• [Goal] Review the material and extract every line in which the word "قاله" occurs.

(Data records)
·····

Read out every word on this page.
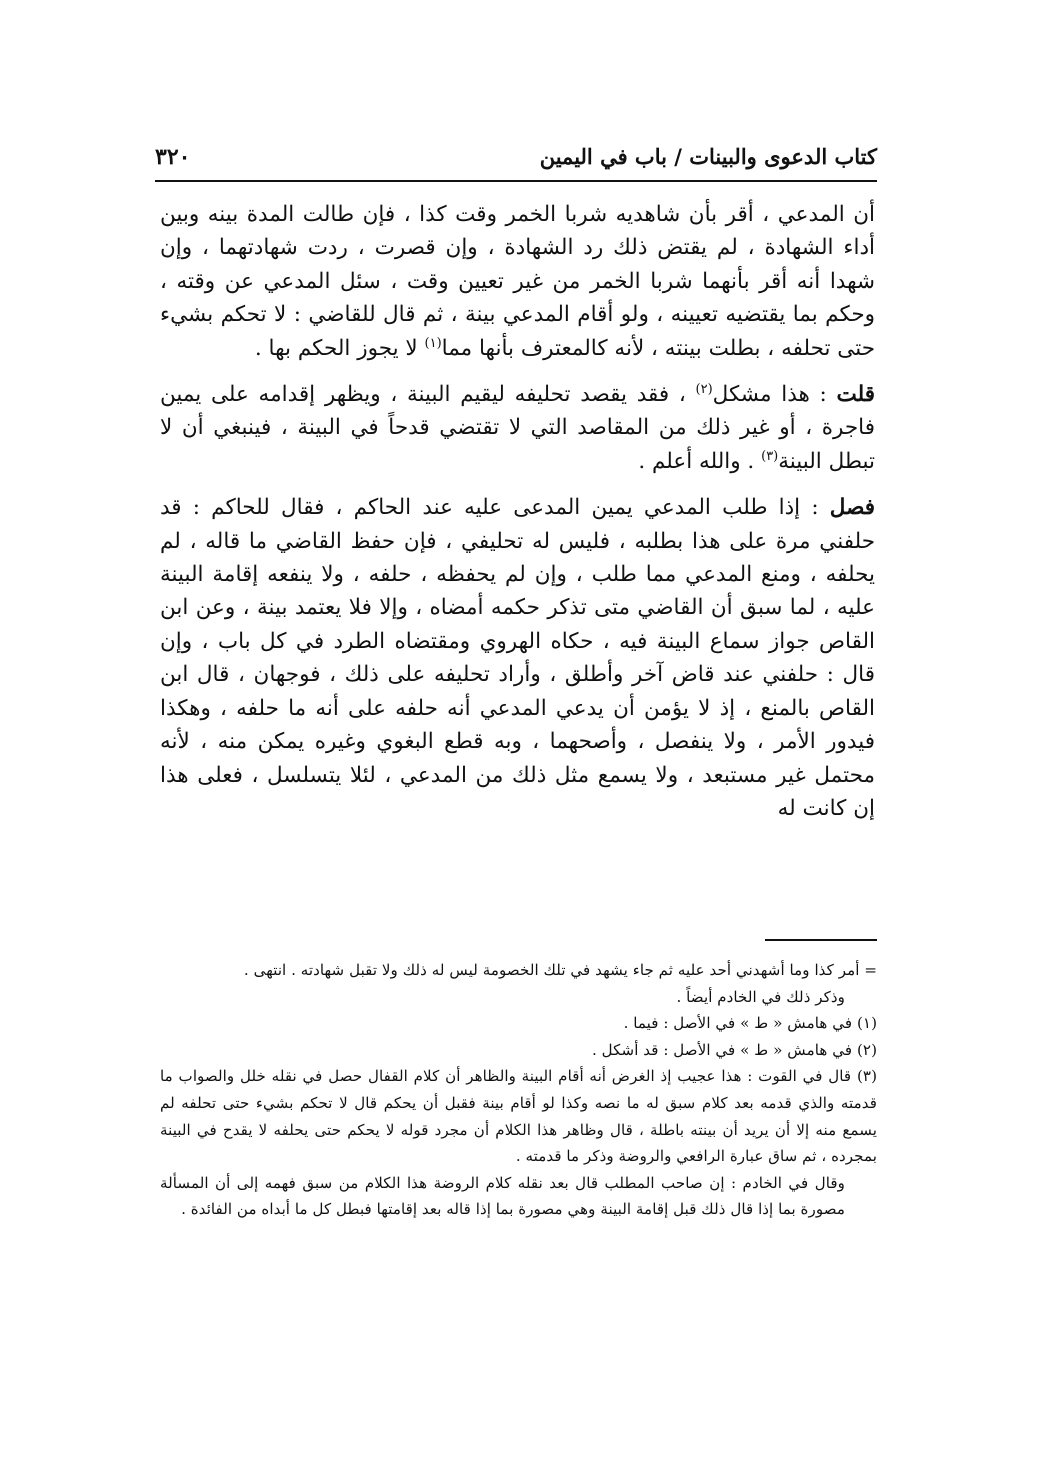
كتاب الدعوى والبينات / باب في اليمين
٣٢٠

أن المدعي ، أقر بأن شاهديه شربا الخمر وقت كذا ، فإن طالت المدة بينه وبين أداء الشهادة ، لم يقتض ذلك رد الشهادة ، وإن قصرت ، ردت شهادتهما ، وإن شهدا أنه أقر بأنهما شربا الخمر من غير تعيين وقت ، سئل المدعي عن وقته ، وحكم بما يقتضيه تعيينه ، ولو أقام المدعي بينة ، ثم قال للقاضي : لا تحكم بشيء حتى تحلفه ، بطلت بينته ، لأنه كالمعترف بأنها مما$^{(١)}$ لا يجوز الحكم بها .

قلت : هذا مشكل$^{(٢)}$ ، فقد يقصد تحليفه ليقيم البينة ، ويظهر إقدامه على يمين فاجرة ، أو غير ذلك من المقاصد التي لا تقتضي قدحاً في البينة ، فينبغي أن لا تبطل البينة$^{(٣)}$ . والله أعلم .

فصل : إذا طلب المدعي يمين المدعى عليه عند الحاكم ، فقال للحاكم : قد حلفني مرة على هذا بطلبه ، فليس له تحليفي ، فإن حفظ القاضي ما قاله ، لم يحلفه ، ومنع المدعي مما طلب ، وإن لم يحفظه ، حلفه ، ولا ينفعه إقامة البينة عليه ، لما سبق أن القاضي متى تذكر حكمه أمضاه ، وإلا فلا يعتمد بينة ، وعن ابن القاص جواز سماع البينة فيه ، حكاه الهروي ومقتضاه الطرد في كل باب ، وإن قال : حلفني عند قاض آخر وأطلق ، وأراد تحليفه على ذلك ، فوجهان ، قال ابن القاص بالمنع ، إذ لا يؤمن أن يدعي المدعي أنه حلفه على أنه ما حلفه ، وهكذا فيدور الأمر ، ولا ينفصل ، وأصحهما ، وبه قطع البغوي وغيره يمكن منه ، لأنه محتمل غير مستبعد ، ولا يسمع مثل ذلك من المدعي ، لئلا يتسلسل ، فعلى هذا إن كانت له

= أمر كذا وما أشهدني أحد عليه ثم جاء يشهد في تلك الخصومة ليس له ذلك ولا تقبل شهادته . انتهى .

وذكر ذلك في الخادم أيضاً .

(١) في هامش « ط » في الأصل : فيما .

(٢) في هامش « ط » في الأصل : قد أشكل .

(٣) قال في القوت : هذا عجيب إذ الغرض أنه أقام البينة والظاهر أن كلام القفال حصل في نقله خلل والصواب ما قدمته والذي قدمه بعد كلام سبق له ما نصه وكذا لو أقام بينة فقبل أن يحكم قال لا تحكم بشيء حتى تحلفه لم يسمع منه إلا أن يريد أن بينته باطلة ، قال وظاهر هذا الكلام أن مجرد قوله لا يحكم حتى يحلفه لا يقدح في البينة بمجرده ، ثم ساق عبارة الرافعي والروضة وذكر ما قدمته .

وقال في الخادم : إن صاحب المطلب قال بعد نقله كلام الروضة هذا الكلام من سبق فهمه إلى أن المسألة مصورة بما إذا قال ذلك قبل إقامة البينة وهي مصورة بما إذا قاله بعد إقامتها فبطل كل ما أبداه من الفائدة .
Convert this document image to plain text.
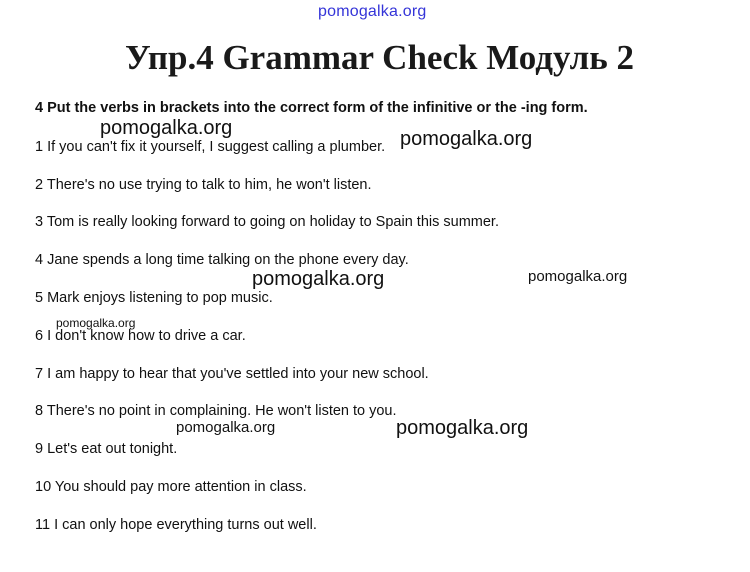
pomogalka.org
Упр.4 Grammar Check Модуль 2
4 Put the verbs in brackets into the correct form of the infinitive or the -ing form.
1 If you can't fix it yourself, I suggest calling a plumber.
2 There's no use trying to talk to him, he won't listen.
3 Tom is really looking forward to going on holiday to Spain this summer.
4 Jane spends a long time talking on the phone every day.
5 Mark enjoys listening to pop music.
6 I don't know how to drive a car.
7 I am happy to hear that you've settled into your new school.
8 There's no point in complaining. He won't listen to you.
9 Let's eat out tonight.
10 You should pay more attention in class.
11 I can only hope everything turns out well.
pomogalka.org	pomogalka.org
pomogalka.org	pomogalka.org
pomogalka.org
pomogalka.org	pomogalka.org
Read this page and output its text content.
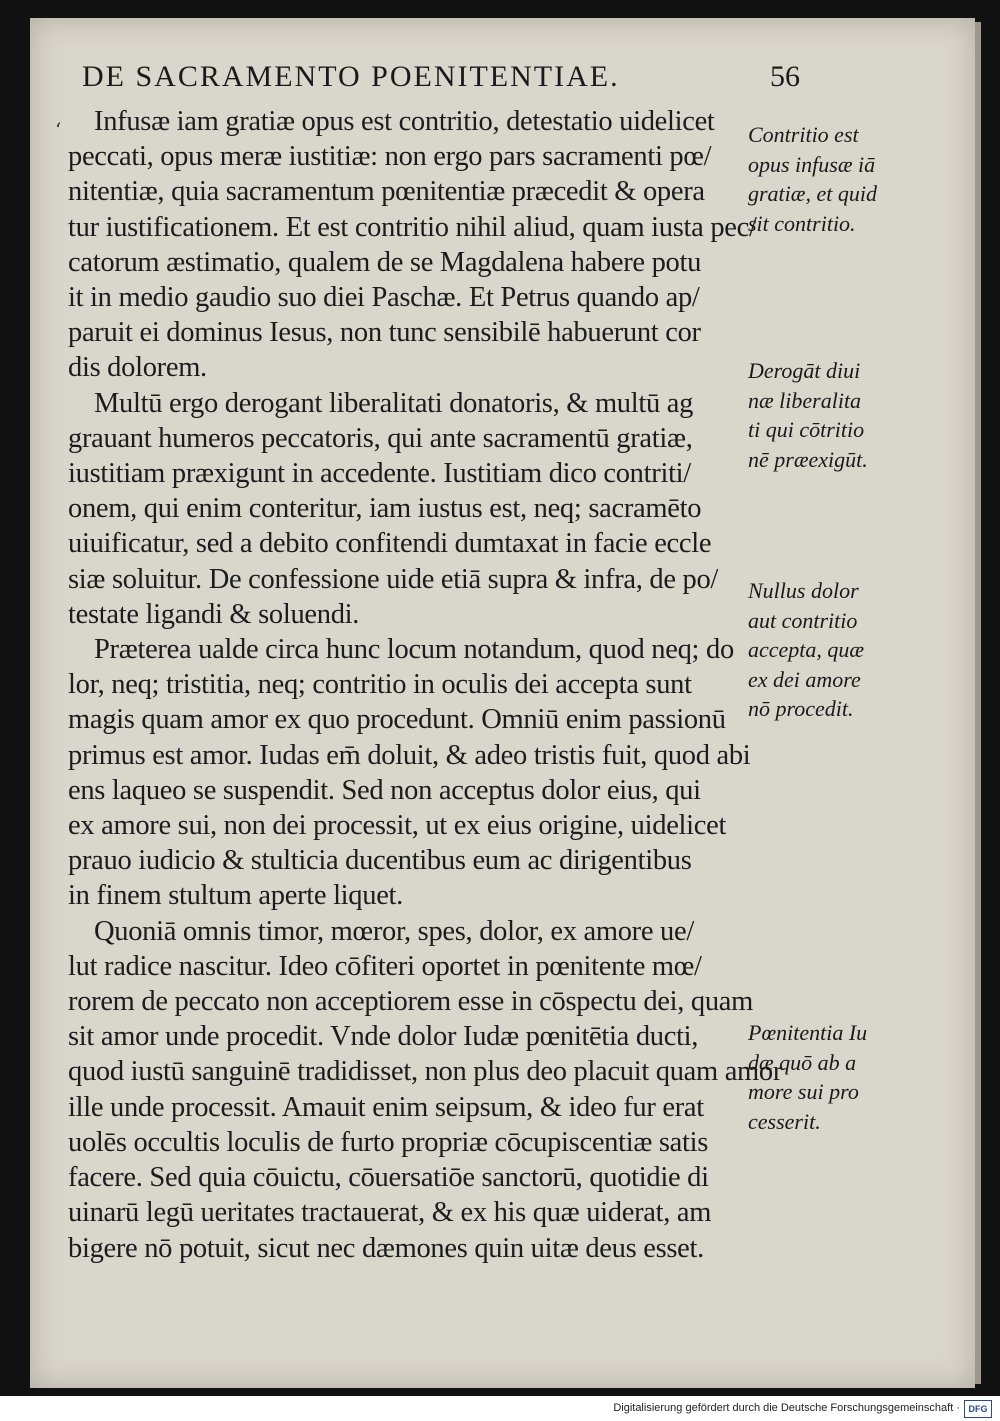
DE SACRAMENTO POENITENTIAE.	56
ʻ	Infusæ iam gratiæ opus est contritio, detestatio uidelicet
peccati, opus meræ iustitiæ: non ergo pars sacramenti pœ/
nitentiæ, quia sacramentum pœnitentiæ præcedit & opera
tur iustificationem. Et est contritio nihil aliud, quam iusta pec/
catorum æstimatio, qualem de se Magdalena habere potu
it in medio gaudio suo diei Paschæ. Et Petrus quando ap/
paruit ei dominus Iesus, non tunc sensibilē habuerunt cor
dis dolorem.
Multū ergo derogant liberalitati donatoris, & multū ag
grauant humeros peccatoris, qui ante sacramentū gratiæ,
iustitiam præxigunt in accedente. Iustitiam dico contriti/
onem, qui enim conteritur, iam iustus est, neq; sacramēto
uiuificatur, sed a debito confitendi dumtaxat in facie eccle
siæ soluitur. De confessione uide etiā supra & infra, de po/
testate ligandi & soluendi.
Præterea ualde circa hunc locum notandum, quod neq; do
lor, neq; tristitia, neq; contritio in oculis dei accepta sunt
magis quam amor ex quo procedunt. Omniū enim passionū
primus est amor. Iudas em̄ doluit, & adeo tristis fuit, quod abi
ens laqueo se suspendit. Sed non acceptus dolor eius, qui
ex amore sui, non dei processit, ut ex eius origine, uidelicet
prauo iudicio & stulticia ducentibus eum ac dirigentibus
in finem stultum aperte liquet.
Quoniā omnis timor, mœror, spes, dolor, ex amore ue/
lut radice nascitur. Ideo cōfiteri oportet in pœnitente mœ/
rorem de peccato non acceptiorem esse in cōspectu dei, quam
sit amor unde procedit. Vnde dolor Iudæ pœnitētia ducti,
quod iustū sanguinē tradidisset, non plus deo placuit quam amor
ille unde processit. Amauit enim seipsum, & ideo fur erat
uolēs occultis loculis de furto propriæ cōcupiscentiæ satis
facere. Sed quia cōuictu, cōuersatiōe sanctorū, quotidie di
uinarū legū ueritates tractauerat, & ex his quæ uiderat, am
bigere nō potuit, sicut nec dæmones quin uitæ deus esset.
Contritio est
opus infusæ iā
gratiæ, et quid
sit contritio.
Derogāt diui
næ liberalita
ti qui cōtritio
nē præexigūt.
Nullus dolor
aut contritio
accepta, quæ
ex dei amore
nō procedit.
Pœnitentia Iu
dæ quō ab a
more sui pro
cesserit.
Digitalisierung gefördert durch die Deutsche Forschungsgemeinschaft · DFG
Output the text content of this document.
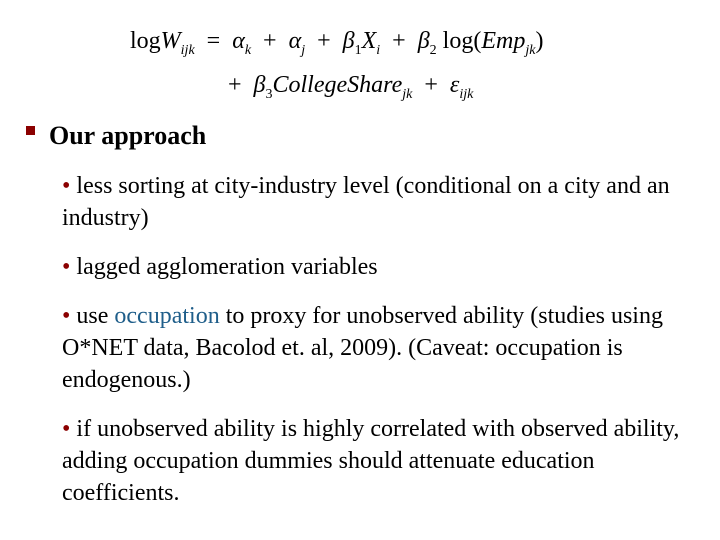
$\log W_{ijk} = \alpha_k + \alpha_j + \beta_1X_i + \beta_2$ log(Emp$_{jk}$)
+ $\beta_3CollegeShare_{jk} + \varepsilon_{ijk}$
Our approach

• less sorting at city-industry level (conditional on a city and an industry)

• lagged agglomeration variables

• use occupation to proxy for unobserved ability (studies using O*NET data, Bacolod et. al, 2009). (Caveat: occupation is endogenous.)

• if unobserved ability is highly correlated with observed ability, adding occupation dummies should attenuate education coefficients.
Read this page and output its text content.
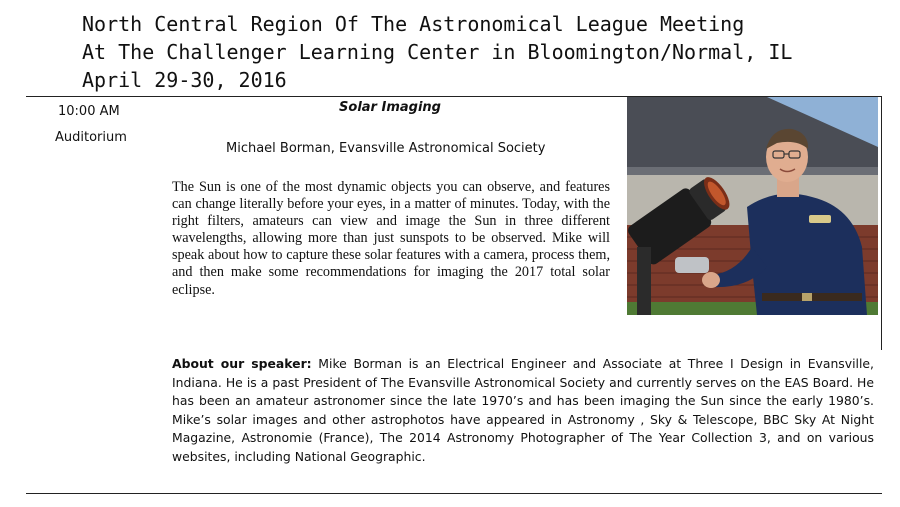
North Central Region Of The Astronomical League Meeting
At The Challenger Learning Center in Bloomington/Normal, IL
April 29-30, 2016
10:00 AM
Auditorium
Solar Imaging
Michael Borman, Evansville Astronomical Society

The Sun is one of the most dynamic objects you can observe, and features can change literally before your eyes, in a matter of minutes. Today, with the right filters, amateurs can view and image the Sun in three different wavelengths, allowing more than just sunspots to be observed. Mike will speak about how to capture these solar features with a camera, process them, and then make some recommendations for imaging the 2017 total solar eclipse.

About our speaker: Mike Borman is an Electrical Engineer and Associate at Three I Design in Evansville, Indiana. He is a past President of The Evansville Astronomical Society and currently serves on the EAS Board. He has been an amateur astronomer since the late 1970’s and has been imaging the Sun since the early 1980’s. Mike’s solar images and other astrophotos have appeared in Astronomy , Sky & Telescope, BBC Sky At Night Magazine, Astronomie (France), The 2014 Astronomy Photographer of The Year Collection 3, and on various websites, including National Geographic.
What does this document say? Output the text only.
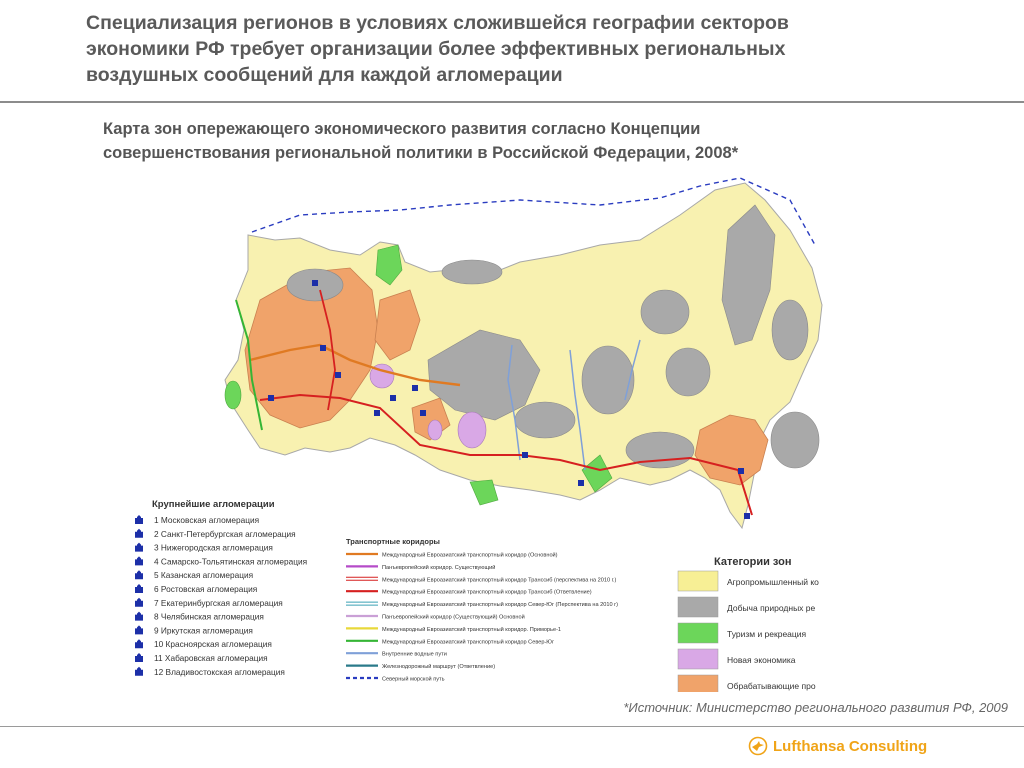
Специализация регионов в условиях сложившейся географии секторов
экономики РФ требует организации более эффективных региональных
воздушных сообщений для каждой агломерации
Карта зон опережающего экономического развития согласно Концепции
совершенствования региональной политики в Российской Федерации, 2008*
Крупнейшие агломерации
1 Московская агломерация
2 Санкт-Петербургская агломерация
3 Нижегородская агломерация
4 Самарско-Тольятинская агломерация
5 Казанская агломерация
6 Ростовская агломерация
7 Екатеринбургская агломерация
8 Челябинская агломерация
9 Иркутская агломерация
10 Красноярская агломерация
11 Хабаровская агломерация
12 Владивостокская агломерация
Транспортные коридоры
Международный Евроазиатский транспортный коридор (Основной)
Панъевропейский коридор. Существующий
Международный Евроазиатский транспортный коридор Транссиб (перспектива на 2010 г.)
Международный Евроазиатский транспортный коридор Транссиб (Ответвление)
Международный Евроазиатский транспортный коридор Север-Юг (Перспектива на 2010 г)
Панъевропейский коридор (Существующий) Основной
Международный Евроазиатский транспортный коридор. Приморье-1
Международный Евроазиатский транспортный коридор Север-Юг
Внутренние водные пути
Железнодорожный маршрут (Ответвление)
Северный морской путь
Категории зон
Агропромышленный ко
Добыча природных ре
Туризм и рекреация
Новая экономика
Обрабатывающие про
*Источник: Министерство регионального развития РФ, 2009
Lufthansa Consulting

·····

• [Result of this exercise]
فصل : إذا طلب المدعي يمين المدعى عليه عند الحاكم ، فقال للحاكم : قد حلفني مرة على هذا بطلبه ، فليس له تحليفي ، فإن حفظ القاضي ما قاله ، لم يحلفه ، ومنع المدعي مما طلب ، وإن لم يحفظه ، حلفه ، ولا ينفعه إقامة البينة عليه ، لما سبق أن القاضي متى تذكر حكمه أمضاه ، وإلا فلا يعتمد بينة ، وعن ابن القاص جواز سماع البينة فيه ، حكاه الهروي ومقتضاه الطرد في كل باب ، وإن قال : حلفني عند قاض آخر وأطلق ، وأراد تحليفه على ذلك ، فوجهان ، قال ابن القاص بالمنع ، إذ لا يؤمن أن يدعي المدعي أنه حلفه على أنه ما حلفه ، وهكذا فيدور الأمر ، ولا ينفصل ، وأصحهما ، وبه قطع البغوي وغيره يمكن منه ، لأنه محتمل غير مستبعد ، ولا يسمع مثل ذلك من المدعي ، لئلا يتسلسل ، فعلى هذا إن كانت له
وقال في الخادم : إن صاحب المطلب قال بعد نقله كلام الروضة هذا الكلام من سبق فهمه إلى أن المسألة مصورة بما إذا قال ذلك قبل إقامة البينة وهي مصورة بما إذا قاله بعد إقامتها فبطل كل ما أبداه من الفائدة .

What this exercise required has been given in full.